* GIVEN TASK
Transcribe every record that appears below, exactly and in full.

* PROVIDED INFORMATION
▽

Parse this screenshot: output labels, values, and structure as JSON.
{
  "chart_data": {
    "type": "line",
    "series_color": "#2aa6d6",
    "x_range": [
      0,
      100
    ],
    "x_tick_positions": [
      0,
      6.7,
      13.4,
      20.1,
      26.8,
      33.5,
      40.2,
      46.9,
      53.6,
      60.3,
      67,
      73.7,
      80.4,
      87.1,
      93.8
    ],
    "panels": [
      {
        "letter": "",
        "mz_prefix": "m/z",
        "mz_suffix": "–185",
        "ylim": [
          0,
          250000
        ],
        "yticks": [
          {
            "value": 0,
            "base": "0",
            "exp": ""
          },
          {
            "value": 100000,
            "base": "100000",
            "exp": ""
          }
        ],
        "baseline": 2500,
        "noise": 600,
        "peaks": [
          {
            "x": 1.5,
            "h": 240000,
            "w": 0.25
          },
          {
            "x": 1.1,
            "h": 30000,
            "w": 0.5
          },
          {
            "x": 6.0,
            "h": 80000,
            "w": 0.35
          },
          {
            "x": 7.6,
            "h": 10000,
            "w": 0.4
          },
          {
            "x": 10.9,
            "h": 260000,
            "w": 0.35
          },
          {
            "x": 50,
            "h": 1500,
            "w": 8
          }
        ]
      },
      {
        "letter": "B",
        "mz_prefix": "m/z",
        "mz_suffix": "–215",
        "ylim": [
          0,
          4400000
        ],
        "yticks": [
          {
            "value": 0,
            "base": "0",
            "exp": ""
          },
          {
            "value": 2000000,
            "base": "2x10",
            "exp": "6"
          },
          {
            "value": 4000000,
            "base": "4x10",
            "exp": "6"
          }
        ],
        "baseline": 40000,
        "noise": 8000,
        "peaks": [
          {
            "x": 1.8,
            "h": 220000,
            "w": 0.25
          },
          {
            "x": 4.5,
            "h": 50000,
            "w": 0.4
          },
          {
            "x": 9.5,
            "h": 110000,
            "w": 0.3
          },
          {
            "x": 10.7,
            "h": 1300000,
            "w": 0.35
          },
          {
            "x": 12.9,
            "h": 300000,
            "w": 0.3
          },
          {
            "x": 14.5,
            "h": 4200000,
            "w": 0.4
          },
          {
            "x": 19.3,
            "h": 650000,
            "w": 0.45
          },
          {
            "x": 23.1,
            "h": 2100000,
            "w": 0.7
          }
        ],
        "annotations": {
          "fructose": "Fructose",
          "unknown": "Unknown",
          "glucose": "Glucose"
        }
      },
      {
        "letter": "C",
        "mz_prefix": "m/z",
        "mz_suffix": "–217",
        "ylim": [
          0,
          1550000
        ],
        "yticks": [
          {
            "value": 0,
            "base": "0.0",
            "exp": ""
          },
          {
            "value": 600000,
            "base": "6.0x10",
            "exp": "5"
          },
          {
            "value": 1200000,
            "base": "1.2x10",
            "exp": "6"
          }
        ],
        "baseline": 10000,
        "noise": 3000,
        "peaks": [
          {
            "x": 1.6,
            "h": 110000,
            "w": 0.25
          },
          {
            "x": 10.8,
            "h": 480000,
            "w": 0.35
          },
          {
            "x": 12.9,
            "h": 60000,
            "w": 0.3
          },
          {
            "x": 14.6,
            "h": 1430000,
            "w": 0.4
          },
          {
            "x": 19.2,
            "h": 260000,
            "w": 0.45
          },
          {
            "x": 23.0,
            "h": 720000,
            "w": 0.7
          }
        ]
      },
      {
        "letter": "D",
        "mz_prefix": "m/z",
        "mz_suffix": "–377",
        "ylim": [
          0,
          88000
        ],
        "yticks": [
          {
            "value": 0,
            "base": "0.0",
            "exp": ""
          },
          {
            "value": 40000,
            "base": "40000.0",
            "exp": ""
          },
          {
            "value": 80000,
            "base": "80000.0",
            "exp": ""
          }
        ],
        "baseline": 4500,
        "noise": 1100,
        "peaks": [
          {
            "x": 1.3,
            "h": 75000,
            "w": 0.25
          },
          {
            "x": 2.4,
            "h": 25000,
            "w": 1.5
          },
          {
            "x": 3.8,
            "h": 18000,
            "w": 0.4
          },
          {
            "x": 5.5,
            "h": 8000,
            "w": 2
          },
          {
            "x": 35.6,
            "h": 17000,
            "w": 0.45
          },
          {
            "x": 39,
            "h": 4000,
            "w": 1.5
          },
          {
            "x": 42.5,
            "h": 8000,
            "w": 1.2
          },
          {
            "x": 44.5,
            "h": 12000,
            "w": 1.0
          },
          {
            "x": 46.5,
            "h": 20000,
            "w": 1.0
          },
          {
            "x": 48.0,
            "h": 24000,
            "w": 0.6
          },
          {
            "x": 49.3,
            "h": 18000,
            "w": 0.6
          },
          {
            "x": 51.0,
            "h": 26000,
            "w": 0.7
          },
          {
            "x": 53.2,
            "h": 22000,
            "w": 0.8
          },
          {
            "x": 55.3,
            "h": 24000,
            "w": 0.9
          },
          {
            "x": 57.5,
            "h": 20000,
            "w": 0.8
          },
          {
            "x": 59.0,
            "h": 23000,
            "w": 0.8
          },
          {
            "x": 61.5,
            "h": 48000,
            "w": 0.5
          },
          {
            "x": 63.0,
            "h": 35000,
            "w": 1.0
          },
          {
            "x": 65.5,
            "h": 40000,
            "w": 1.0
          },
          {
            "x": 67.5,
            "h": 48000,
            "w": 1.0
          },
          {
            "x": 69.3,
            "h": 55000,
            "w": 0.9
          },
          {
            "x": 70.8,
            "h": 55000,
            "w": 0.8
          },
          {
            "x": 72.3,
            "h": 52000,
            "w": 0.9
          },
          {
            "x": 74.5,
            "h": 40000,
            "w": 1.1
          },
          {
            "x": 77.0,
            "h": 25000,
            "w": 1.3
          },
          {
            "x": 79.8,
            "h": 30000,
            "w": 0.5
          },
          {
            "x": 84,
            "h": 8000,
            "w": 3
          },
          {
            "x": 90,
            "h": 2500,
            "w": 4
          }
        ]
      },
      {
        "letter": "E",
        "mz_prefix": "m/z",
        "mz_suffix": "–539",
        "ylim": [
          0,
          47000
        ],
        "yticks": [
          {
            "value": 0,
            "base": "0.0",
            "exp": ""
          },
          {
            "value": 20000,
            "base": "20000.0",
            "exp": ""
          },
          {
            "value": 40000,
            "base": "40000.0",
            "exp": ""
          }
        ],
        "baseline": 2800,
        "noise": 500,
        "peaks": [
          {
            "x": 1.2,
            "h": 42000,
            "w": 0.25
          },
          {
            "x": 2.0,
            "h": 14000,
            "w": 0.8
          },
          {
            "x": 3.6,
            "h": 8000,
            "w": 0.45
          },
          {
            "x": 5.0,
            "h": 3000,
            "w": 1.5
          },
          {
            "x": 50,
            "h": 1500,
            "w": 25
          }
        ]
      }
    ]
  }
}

△

* RESULT
Parse this screenshot: output labels, values, and structure as JSON.
{
  "chart_data": {
    "type": "line",
    "series_color": "#2aa6d6",
    "x_range": [
      0,
      100
    ],
    "x_tick_positions": [
      0,
      6.7,
      13.4,
      20.1,
      26.8,
      33.5,
      40.2,
      46.9,
      53.6,
      60.3,
      67,
      73.7,
      80.4,
      87.1,
      93.8
    ],
    "panels": [
      {
        "letter": "",
        "mz_prefix": "m/z",
        "mz_suffix": "–185",
        "ylim": [
          0,
          250000
        ],
        "yticks": [
          {
            "value": 0,
            "base": "0",
            "exp": ""
          },
          {
            "value": 100000,
            "base": "100000",
            "exp": ""
          }
        ],
        "baseline": 2500,
        "noise": 600,
        "peaks": [
          {
            "x": 1.5,
            "h": 240000,
            "w": 0.25
          },
          {
            "x": 1.1,
            "h": 30000,
            "w": 0.5
          },
          {
            "x": 6.0,
            "h": 80000,
            "w": 0.35
          },
          {
            "x": 7.6,
            "h": 10000,
            "w": 0.4
          },
          {
            "x": 10.9,
            "h": 260000,
            "w": 0.35
          },
          {
            "x": 50,
            "h": 1500,
            "w": 8
          }
        ]
      },
      {
        "letter": "B",
        "mz_prefix": "m/z",
        "mz_suffix": "–215",
        "ylim": [
          0,
          4400000
        ],
        "yticks": [
          {
            "value": 0,
            "base": "0",
            "exp": ""
          },
          {
            "value": 2000000,
            "base": "2x10",
            "exp": "6"
          },
          {
            "value": 4000000,
            "base": "4x10",
            "exp": "6"
          }
        ],
        "baseline": 40000,
        "noise": 8000,
        "peaks": [
          {
            "x": 1.8,
            "h": 220000,
            "w": 0.25
          },
          {
            "x": 4.5,
            "h": 50000,
            "w": 0.4
          },
          {
            "x": 9.5,
            "h": 110000,
            "w": 0.3
          },
          {
            "x": 10.7,
            "h": 1300000,
            "w": 0.35
          },
          {
            "x": 12.9,
            "h": 300000,
            "w": 0.3
          },
          {
            "x": 14.5,
            "h": 4200000,
            "w": 0.4
          },
          {
            "x": 19.3,
            "h": 650000,
            "w": 0.45
          },
          {
            "x": 23.1,
            "h": 2100000,
            "w": 0.7
          }
        ],
        "annotations": {
          "fructose": "Fructose",
          "unknown": "Unknown",
          "glucose": "Glucose"
        }
      },
      {
        "letter": "C",
        "mz_prefix": "m/z",
        "mz_suffix": "–217",
        "ylim": [
          0,
          1550000
        ],
        "yticks": [
          {
            "value": 0,
            "base": "0.0",
            "exp": ""
          },
          {
            "value": 600000,
            "base": "6.0x10",
            "exp": "5"
          },
          {
            "value": 1200000,
            "base": "1.2x10",
            "exp": "6"
          }
        ],
        "baseline": 10000,
        "noise": 3000,
        "peaks": [
          {
            "x": 1.6,
            "h": 110000,
            "w": 0.25
          },
          {
            "x": 10.8,
            "h": 480000,
            "w": 0.35
          },
          {
            "x": 12.9,
            "h": 60000,
            "w": 0.3
          },
          {
            "x": 14.6,
            "h": 1430000,
            "w": 0.4
          },
          {
            "x": 19.2,
            "h": 260000,
            "w": 0.45
          },
          {
            "x": 23.0,
            "h": 720000,
            "w": 0.7
          }
        ]
      },
      {
        "letter": "D",
        "mz_prefix": "m/z",
        "mz_suffix": "–377",
        "ylim": [
          0,
          88000
        ],
        "yticks": [
          {
            "value": 0,
            "base": "0.0",
            "exp": ""
          },
          {
            "value": 40000,
            "base": "40000.0",
            "exp": ""
          },
          {
            "value": 80000,
            "base": "80000.0",
            "exp": ""
          }
        ],
        "baseline": 4500,
        "noise": 1100,
        "peaks": [
          {
            "x": 1.3,
            "h": 75000,
            "w": 0.25
          },
          {
            "x": 2.4,
            "h": 25000,
            "w": 1.5
          },
          {
            "x": 3.8,
            "h": 18000,
            "w": 0.4
          },
          {
            "x": 5.5,
            "h": 8000,
            "w": 2
          },
          {
            "x": 35.6,
            "h": 17000,
            "w": 0.45
          },
          {
            "x": 39,
            "h": 4000,
            "w": 1.5
          },
          {
            "x": 42.5,
            "h": 8000,
            "w": 1.2
          },
          {
            "x": 44.5,
            "h": 12000,
            "w": 1.0
          },
          {
            "x": 46.5,
            "h": 20000,
            "w": 1.0
          },
          {
            "x": 48.0,
            "h": 24000,
            "w": 0.6
          },
          {
            "x": 49.3,
            "h": 18000,
            "w": 0.6
          },
          {
            "x": 51.0,
            "h": 26000,
            "w": 0.7
          },
          {
            "x": 53.2,
            "h": 22000,
            "w": 0.8
          },
          {
            "x": 55.3,
            "h": 24000,
            "w": 0.9
          },
          {
            "x": 57.5,
            "h": 20000,
            "w": 0.8
          },
          {
            "x": 59.0,
            "h": 23000,
            "w": 0.8
          },
          {
            "x": 61.5,
            "h": 48000,
            "w": 0.5
          },
          {
            "x": 63.0,
            "h": 35000,
            "w": 1.0
          },
          {
            "x": 65.5,
            "h": 40000,
            "w": 1.0
          },
          {
            "x": 67.5,
            "h": 48000,
            "w": 1.0
          },
          {
            "x": 69.3,
            "h": 55000,
            "w": 0.9
          },
          {
            "x": 70.8,
            "h": 55000,
            "w": 0.8
          },
          {
            "x": 72.3,
            "h": 52000,
            "w": 0.9
          },
          {
            "x": 74.5,
            "h": 40000,
            "w": 1.1
          },
          {
            "x": 77.0,
            "h": 25000,
            "w": 1.3
          },
          {
            "x": 79.8,
            "h": 30000,
            "w": 0.5
          },
          {
            "x": 84,
            "h": 8000,
            "w": 3
          },
          {
            "x": 90,
            "h": 2500,
            "w": 4
          }
        ]
      },
      {
        "letter": "E",
        "mz_prefix": "m/z",
        "mz_suffix": "–539",
        "ylim": [
          0,
          47000
        ],
        "yticks": [
          {
            "value": 0,
            "base": "0.0",
            "exp": ""
          },
          {
            "value": 20000,
            "base": "20000.0",
            "exp": ""
          },
          {
            "value": 40000,
            "base": "40000.0",
            "exp": ""
          }
        ],
        "baseline": 2800,
        "noise": 500,
        "peaks": [
          {
            "x": 1.2,
            "h": 42000,
            "w": 0.25
          },
          {
            "x": 2.0,
            "h": 14000,
            "w": 0.8
          },
          {
            "x": 3.6,
            "h": 8000,
            "w": 0.45
          },
          {
            "x": 5.0,
            "h": 3000,
            "w": 1.5
          },
          {
            "x": 50,
            "h": 1500,
            "w": 25
          }
        ]
      }
    ]
  }
}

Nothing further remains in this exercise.